> RECORDS SUPPLIED
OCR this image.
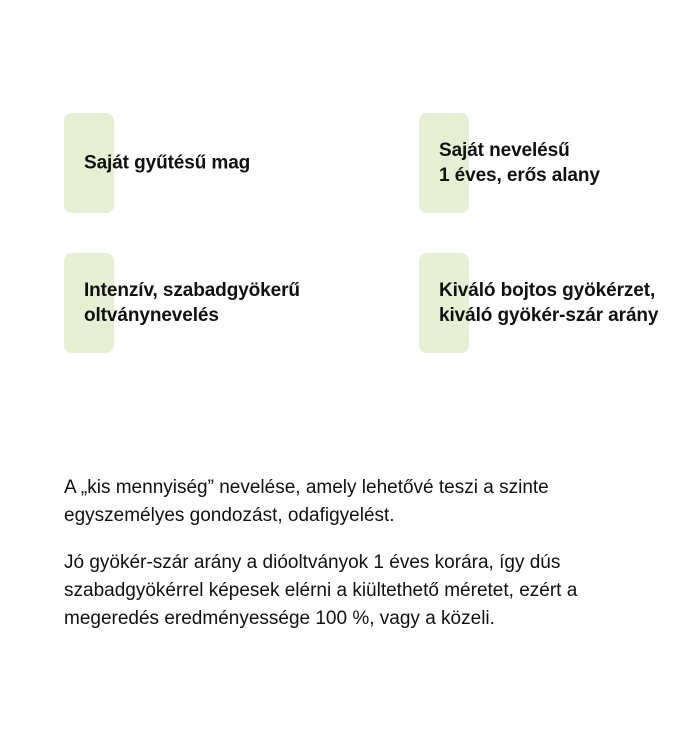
Saját gyűtésű mag
Saját nevelésű
1 éves, erős alany
Intenzív, szabadgyökerű
oltványnevelés
Kiváló bojtos gyökérzet,
kiváló gyökér-szár arány

A „kis mennyiség” nevelése, amely lehetővé teszi a szinte egyszemélyes gondozást, odafigyelést.

Jó gyökér-szár arány a dióoltványok 1 éves korára, így dús szabadgyökérrel képesek elérni a kiültethető méretet, ezért a megeredés eredményessége 100 %, vagy a közeli.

> WHAT YOU SHOULD DO
Pull every line containing the word "szár" out of the material.

> FINAL RESULT
kiváló gyökér-szár arány
Jó gyökér-szár arány a dióoltványok 1 éves korára, így dús szabadgyökérrel képesek elérni a kiültethető méretet, ezért a megeredés eredményessége 100 %, vagy a közeli.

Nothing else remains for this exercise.